Text block:

Proof that plane has small inductive dimension 2?

Question

By definition, the small inductive dimension $\operatorname{ind}(\emptyset) = -1$ and, recursively, the small inductive dimension $\operatorname{ind}(X)$ of a nonempty topological space $X$ is the least integer $n \geq 0$ such that each point $x$ has a local base (i.e., a neighborhood base) of open sets $V$ such that $\operatorname{ind}(\operatorname{\partial} V) \leq n - 1$, where $\operatorname{\partial} V$ denotes the boundary of $V$.

(Some versions of the definition require that each neighborhood $U$ of $x$ contain such a $V$ with $\operatorname{cls} V \subset U$. However, that requirement here is redundant since the spaces involved are regular.)

That $\operatorname{ind}(\mathbb{R}) = 1$ is easy to see: $\mathbb{R} \neq \emptyset$; and each point in $\mathbb{R}$ has arbitrarily small neighborhoods of the form $V = (a, b)$, and $\partial\,V$ is the two-point discrete space $\{a, b\}$, which is 0-dimensional.

But what about $\mathbb{R}^2$: is there an elementary proof that $\operatorname{ind} (\mathbb{R}^2) = 2$?

Evidently $\operatorname{ind}(\mathbb{R}^2) \leq 2$, since each point has arbitrarily small neighborhoods that are open disks, and the boundary of such a disk has small inductive dimension $1$. Moreover, $\operatorname{ind}(\mathbb{R}^2) \neq 0$, since the plane is connected; and of course $\operatorname{ind}(\mathbb{R}^2) \neq -1$.

Problem to work on: Could you continue the post on the small inductive dimension of the plane from its last sentence?

Data entries:

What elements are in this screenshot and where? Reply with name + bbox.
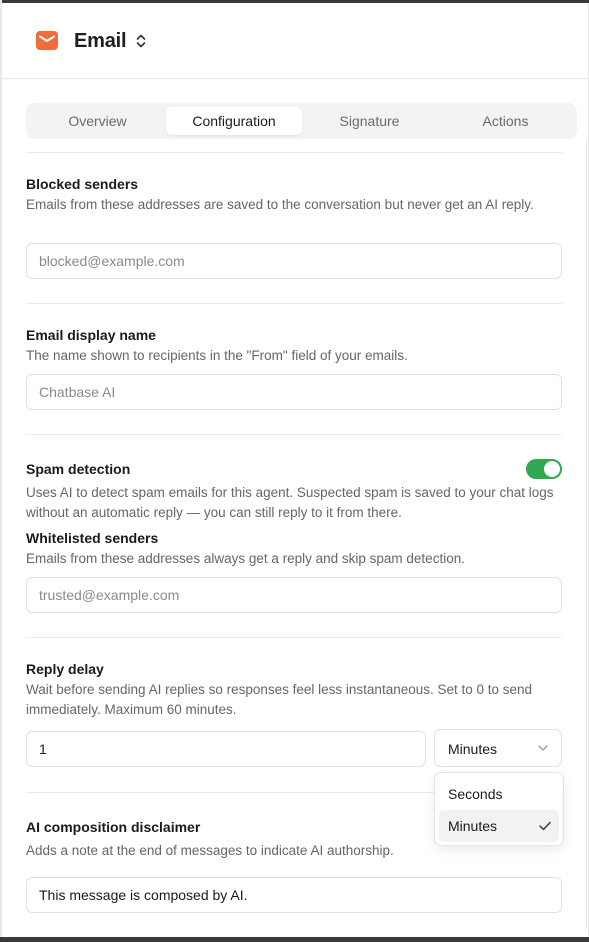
option-label: Minutes: [448, 818, 498, 834]
blocked-senders-description: Emails from these addresses are saved to…: [26, 197, 534, 212]
tab-signature[interactable]: Signature: [302, 107, 437, 135]
display-name-input[interactable]: [26, 374, 562, 410]
scroll-area-edge: [586, 139, 587, 929]
dropdown-option-seconds[interactable]: Seconds: [439, 778, 559, 810]
unit-dropdown-menu: Seconds Minutes: [434, 772, 564, 846]
left-border: [0, 0, 2, 942]
dropdown-option-minutes[interactable]: Minutes: [439, 810, 559, 842]
spam-detection-label: Spam detection: [26, 461, 131, 477]
display-name-label: Email display name: [26, 327, 156, 343]
whitelisted-senders-label: Whitelisted senders: [26, 530, 159, 546]
tab-configuration[interactable]: Configuration: [166, 107, 302, 135]
reply-delay-label: Reply delay: [26, 661, 104, 677]
tab-actions[interactable]: Actions: [438, 107, 573, 135]
tab-bar: Overview Configuration Signature Actions: [26, 103, 577, 139]
section-divider: [26, 152, 562, 153]
blocked-senders-label: Blocked senders: [26, 176, 139, 192]
chevron-down-icon: [538, 745, 548, 751]
section-divider: [26, 434, 562, 435]
window-bottom-edge: [0, 937, 589, 942]
select-value: Minutes: [448, 741, 498, 757]
section-divider: [26, 792, 434, 793]
channel-title: Email: [74, 30, 127, 52]
reply-delay-unit-select[interactable]: Minutes: [434, 729, 562, 767]
check-icon: [539, 821, 551, 831]
disclaimer-input[interactable]: [26, 877, 562, 913]
blocked-senders-input[interactable]: [26, 243, 562, 279]
disclaimer-description: Adds a note at the end of messages to in…: [26, 843, 394, 858]
reply-delay-input[interactable]: [26, 731, 426, 767]
spam-detection-toggle[interactable]: [526, 459, 562, 479]
mail-icon: [36, 31, 58, 50]
section-divider: [26, 303, 562, 304]
spam-detection-description: Uses AI to detect spam emails for this a…: [26, 485, 554, 520]
section-divider: [26, 637, 562, 638]
tab-overview[interactable]: Overview: [30, 107, 165, 135]
display-name-description: The name shown to recipients in the "Fro…: [26, 348, 408, 363]
toggle-knob: [544, 461, 560, 477]
reply-delay-description: Wait before sending AI replies so respon…: [26, 682, 533, 717]
chevron-up-down-icon[interactable]: [134, 31, 148, 51]
disclaimer-label: AI composition disclaimer: [26, 819, 201, 835]
whitelisted-senders-description: Emails from these addresses always get a…: [26, 551, 465, 566]
channel-header: Email: [2, 3, 588, 79]
whitelisted-senders-input[interactable]: [26, 577, 562, 613]
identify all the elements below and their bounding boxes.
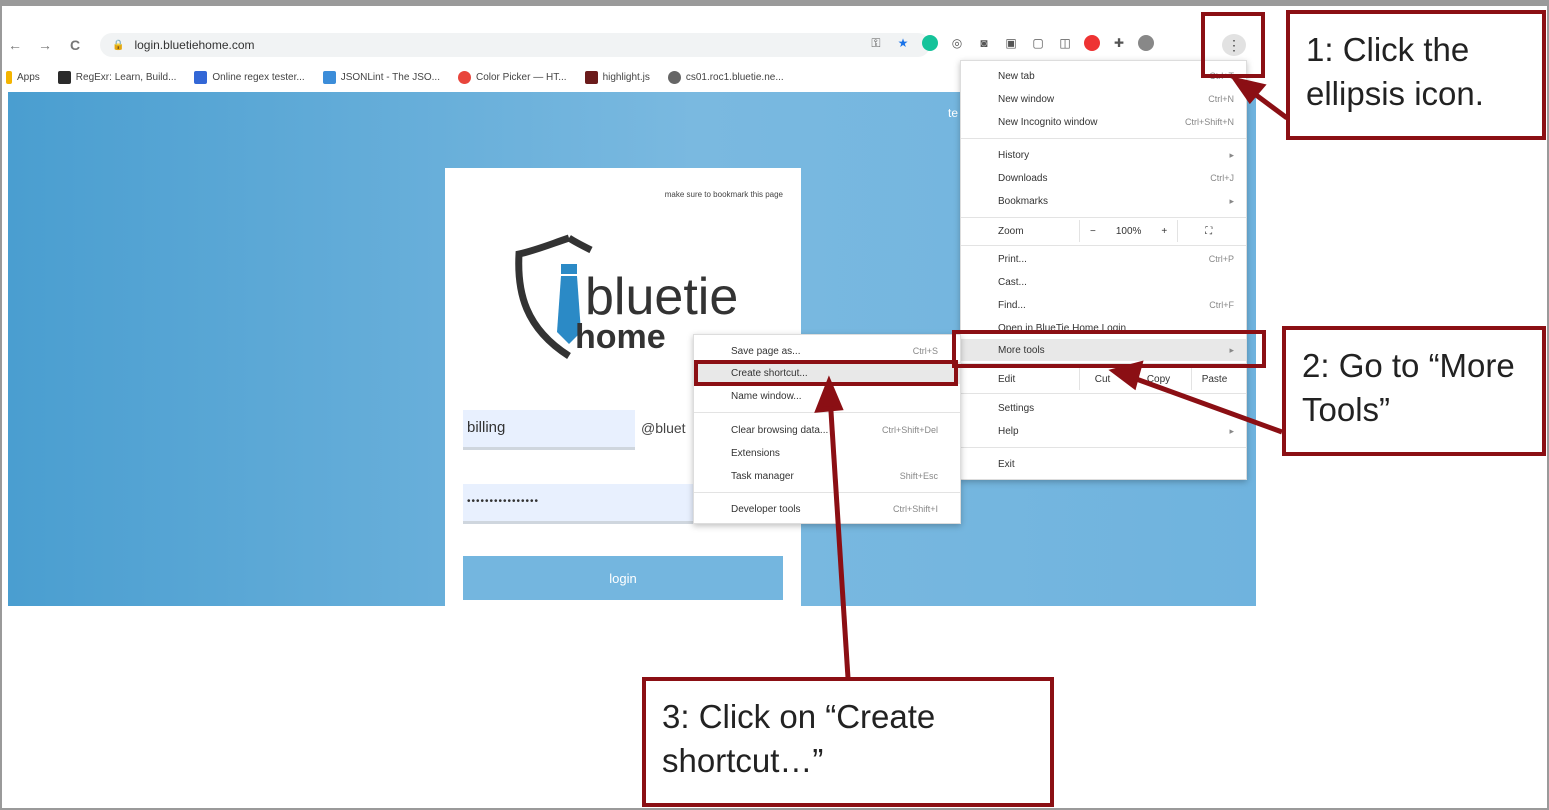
bookmark-item[interactable]: Apps bbox=[6, 70, 40, 84]
callout-step1: 1: Click the ellipsis icon. bbox=[1286, 10, 1546, 140]
bookmark-item[interactable]: cs01.roc1.bluetie.ne... bbox=[667, 70, 784, 84]
menu-divider bbox=[961, 138, 1246, 139]
menu-item-bookmarks[interactable]: Bookmarks ▸ bbox=[961, 190, 1246, 212]
star-icon[interactable]: ★ bbox=[895, 35, 911, 51]
chevron-right-icon: ▸ bbox=[1229, 149, 1234, 160]
jsonlint-icon bbox=[322, 70, 336, 84]
key-icon[interactable]: ⚿ bbox=[868, 35, 884, 51]
chevron-right-icon: ▸ bbox=[1229, 425, 1234, 436]
address-bar[interactable]: 🔒 login.bluetiehome.com bbox=[100, 33, 930, 57]
bookmark-note: make sure to bookmark this page bbox=[664, 190, 783, 199]
menu-item-print[interactable]: Print... Ctrl+P bbox=[961, 248, 1246, 270]
menu-item-settings[interactable]: Settings bbox=[961, 397, 1246, 419]
extension-icons: ⚿ ★ ◎ ◙ ▣ ▢ ◫ ✚ bbox=[868, 35, 1154, 51]
bookmark-item[interactable]: RegExr: Learn, Build... bbox=[57, 70, 176, 84]
menu-divider bbox=[961, 217, 1246, 218]
menu-item-new-window[interactable]: New window Ctrl+N bbox=[961, 88, 1246, 110]
submenu-item-clear-browsing[interactable]: Clear browsing data... Ctrl+Shift+Del bbox=[694, 419, 960, 441]
bookmark-item[interactable]: Online regex tester... bbox=[194, 70, 305, 84]
menu-divider bbox=[694, 492, 960, 493]
menu-item-new-incognito[interactable]: New Incognito window Ctrl+Shift+N bbox=[961, 111, 1246, 133]
submenu-item-extensions[interactable]: Extensions bbox=[694, 442, 960, 464]
bookmark-item[interactable]: JSONLint - The JSO... bbox=[322, 70, 440, 84]
submenu-item-developer-tools[interactable]: Developer tools Ctrl+Shift+I bbox=[694, 498, 960, 520]
menu-item-exit[interactable]: Exit bbox=[961, 453, 1246, 475]
back-icon[interactable]: ← bbox=[2, 37, 28, 53]
profile-icon[interactable] bbox=[1138, 35, 1154, 51]
tab-icon[interactable]: ◫ bbox=[1057, 35, 1073, 51]
chevron-right-icon: ▸ bbox=[1229, 195, 1234, 206]
bookmark-item[interactable]: highlight.js bbox=[584, 70, 650, 84]
submenu-item-task-manager[interactable]: Task manager Shift+Esc bbox=[694, 465, 960, 487]
zoom-out-button[interactable]: − bbox=[1079, 220, 1106, 242]
callout-step2: 2: Go to “More Tools” bbox=[1282, 326, 1546, 456]
page-header-text: te bbox=[948, 106, 959, 120]
camera-icon[interactable]: ◎ bbox=[949, 35, 965, 51]
submenu-item-save-page[interactable]: Save page as... Ctrl+S bbox=[694, 340, 960, 362]
password-input[interactable]: •••••••••••••••• bbox=[463, 484, 703, 524]
username-input[interactable]: billing bbox=[463, 410, 635, 450]
menu-item-find[interactable]: Find... Ctrl+F bbox=[961, 294, 1246, 316]
puzzle-icon[interactable]: ✚ bbox=[1111, 35, 1127, 51]
domain-suffix: @bluet bbox=[641, 420, 686, 436]
zoom-controls: − 100% + ⛶ bbox=[1079, 220, 1239, 242]
menu-divider bbox=[961, 245, 1246, 246]
window-icon[interactable]: ▢ bbox=[1030, 35, 1046, 51]
menu-item-zoom: Zoom − 100% + ⛶ bbox=[961, 220, 1246, 242]
apps-grid-icon bbox=[6, 70, 12, 84]
menu-divider bbox=[961, 447, 1246, 448]
menu-divider bbox=[961, 393, 1246, 394]
logo-word-home: home bbox=[575, 318, 666, 356]
regex-tester-icon bbox=[194, 70, 208, 84]
bookmark-item[interactable]: Color Picker — HT... bbox=[457, 70, 567, 84]
chrome-main-menu: New tab Ctrl+T New window Ctrl+N New Incog… bbox=[960, 60, 1247, 480]
paste-button[interactable]: Paste bbox=[1191, 368, 1237, 390]
adblock-icon[interactable] bbox=[1084, 35, 1100, 51]
zoom-in-button[interactable]: + bbox=[1151, 220, 1177, 242]
screen-icon[interactable]: ▣ bbox=[1003, 35, 1019, 51]
highlight-more-tools bbox=[952, 330, 1266, 368]
callout-step3: 3: Click on “Create shortcut…” bbox=[642, 677, 1054, 807]
forward-icon[interactable]: → bbox=[32, 37, 58, 53]
highlight-create-shortcut bbox=[694, 360, 958, 386]
menu-item-history[interactable]: History ▸ bbox=[961, 144, 1246, 166]
menu-item-help[interactable]: Help ▸ bbox=[961, 420, 1246, 442]
pocket-icon[interactable]: ◙ bbox=[976, 35, 992, 51]
globe-icon bbox=[667, 70, 681, 84]
regexr-icon bbox=[57, 70, 71, 84]
login-button[interactable]: login bbox=[463, 556, 783, 600]
menu-item-downloads[interactable]: Downloads Ctrl+J bbox=[961, 167, 1246, 189]
grammarly-icon[interactable] bbox=[922, 35, 938, 51]
fullscreen-icon[interactable]: ⛶ bbox=[1177, 220, 1239, 242]
highlight-ellipsis bbox=[1201, 12, 1265, 78]
menu-item-cast[interactable]: Cast... bbox=[961, 271, 1246, 293]
browser-toolbar: ← → C 🔒 login.bluetiehome.com ⚿ ★ ◎ ◙ ▣ … bbox=[2, 28, 1252, 62]
lock-icon: 🔒 bbox=[112, 39, 125, 51]
menu-item-edit: Edit Cut Copy Paste bbox=[961, 368, 1246, 390]
highlightjs-icon bbox=[584, 70, 598, 84]
zoom-level: 100% bbox=[1115, 225, 1142, 237]
menu-divider bbox=[694, 412, 960, 413]
reload-icon[interactable]: C bbox=[62, 37, 88, 53]
cut-button[interactable]: Cut bbox=[1079, 368, 1125, 390]
submenu-item-name-window[interactable]: Name window... bbox=[694, 385, 960, 407]
color-picker-icon bbox=[457, 70, 471, 84]
url-text: login.bluetiehome.com bbox=[134, 38, 255, 52]
copy-button[interactable]: Copy bbox=[1135, 368, 1181, 390]
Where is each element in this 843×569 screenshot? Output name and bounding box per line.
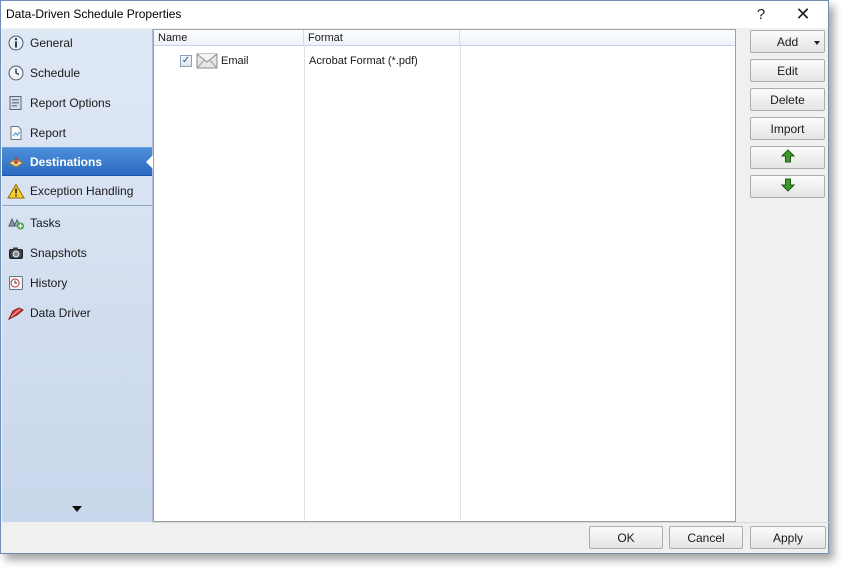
footer-divider bbox=[153, 522, 829, 523]
column-divider bbox=[304, 46, 305, 521]
dropdown-caret-icon bbox=[814, 41, 820, 45]
delete-button[interactable]: Delete bbox=[750, 88, 825, 111]
sidebar-item-exception-handling[interactable]: Exception Handling bbox=[2, 177, 152, 206]
column-header-blank bbox=[460, 30, 735, 46]
sidebar-item-label: General bbox=[30, 36, 73, 50]
dialog-title: Data-Driven Schedule Properties bbox=[6, 7, 182, 21]
clock-icon bbox=[7, 64, 25, 82]
camera-icon bbox=[7, 244, 25, 262]
edit-button[interactable]: Edit bbox=[750, 59, 825, 82]
table-row[interactable]: ✓ Email Acrobat Format (*.pdf) bbox=[154, 50, 735, 72]
ok-button[interactable]: OK bbox=[589, 526, 663, 549]
sidebar-item-report-options[interactable]: Report Options bbox=[2, 89, 152, 117]
sidebar-item-tasks[interactable]: Tasks bbox=[2, 209, 152, 237]
sidebar-item-schedule[interactable]: Schedule bbox=[2, 59, 152, 87]
tasks-icon bbox=[7, 214, 25, 232]
destinations-icon bbox=[7, 153, 25, 171]
sidebar-item-snapshots[interactable]: Snapshots bbox=[2, 239, 152, 267]
row-enabled-checkbox[interactable]: ✓ bbox=[180, 55, 192, 67]
sidebar-item-label: Schedule bbox=[30, 66, 81, 80]
sidebar-item-label: Report bbox=[30, 126, 67, 140]
cancel-button[interactable]: Cancel bbox=[669, 526, 743, 549]
destinations-list: Name Format ✓ Email Acrobat Format (*.pd… bbox=[153, 29, 736, 522]
destination-name: Email bbox=[221, 55, 249, 67]
data-driver-icon bbox=[7, 304, 25, 322]
sidebar-item-general[interactable]: General bbox=[2, 29, 152, 57]
sidebar-item-label: Exception Handling bbox=[30, 184, 134, 198]
green-down-arrow-icon bbox=[780, 178, 795, 195]
sidebar-scroll-down-icon[interactable] bbox=[72, 506, 82, 512]
add-button[interactable]: Add bbox=[750, 30, 825, 53]
sidebar-item-destinations[interactable]: Destinations bbox=[2, 147, 153, 176]
warning-icon bbox=[7, 182, 25, 200]
close-button[interactable]: ✕ bbox=[786, 1, 820, 28]
destination-format: Acrobat Format (*.pdf) bbox=[309, 55, 418, 67]
title-bar: Data-Driven Schedule Properties ? ✕ bbox=[1, 1, 828, 28]
move-down-button[interactable] bbox=[750, 175, 825, 198]
sidebar-item-report[interactable]: Report bbox=[2, 119, 152, 147]
help-button[interactable]: ? bbox=[744, 1, 778, 28]
envelope-icon bbox=[196, 52, 218, 70]
apply-button[interactable]: Apply bbox=[750, 526, 826, 549]
history-icon bbox=[7, 274, 25, 292]
report-icon bbox=[7, 124, 25, 142]
properties-dialog: Data-Driven Schedule Properties ? ✕ Gene… bbox=[0, 0, 829, 554]
sidebar-item-label: Data Driver bbox=[30, 306, 91, 320]
list-header: Name Format bbox=[154, 30, 735, 46]
report-options-icon bbox=[7, 94, 25, 112]
sidebar-item-history[interactable]: History bbox=[2, 269, 152, 297]
sidebar-item-data-driver[interactable]: Data Driver bbox=[2, 299, 152, 327]
sidebar: General Schedule Report Options Report D… bbox=[2, 29, 153, 522]
import-button[interactable]: Import bbox=[750, 117, 825, 140]
green-up-arrow-icon bbox=[780, 149, 795, 166]
column-divider bbox=[460, 46, 461, 521]
sidebar-item-label: Snapshots bbox=[30, 246, 87, 260]
add-button-label: Add bbox=[776, 34, 799, 49]
info-icon bbox=[7, 34, 25, 52]
column-header-format[interactable]: Format bbox=[304, 30, 460, 46]
sidebar-item-label: Report Options bbox=[30, 96, 111, 110]
sidebar-item-label: Tasks bbox=[30, 216, 61, 230]
move-up-button[interactable] bbox=[750, 146, 825, 169]
column-header-name[interactable]: Name bbox=[154, 30, 304, 46]
sidebar-item-label: Destinations bbox=[30, 154, 103, 169]
sidebar-item-label: History bbox=[30, 276, 68, 290]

Output for this task:
So the thing that remains to prove is that $\operatorname{ind} (\mathbb{R}^2) \neq 1$.

I know there are not-so-elementary proofs that $\operatorname{ind} (\mathbb{R}^n) = n$, but I'm looking for an elementary proof just in the case $n = 2$.

Answer 1

In my book

Edgar, Gerald A., Measure, topology, and fractal geometry, Undergraduate Texts in Mathematics. New York etc.: Springer-Verlag. ix, 230 p. DM 58.00/hbk (1990). ZBL0727.28003.

I included what I considered to be the most elementary proof of this fact, Theorem 3.3.4. [It's about 4 pages.] This is done first talking about degree (mod 2) of a map from the circle to itself; then Brouwer's fixed point theorem for the disk; then the topological dimension of the plane.

In the first edition of the book, where I do inductive dimension first, this is done with inductive dimension. In the second edition of the book I switched to the more common arrangement, doing covering dimension first, so this is done with covering dimension.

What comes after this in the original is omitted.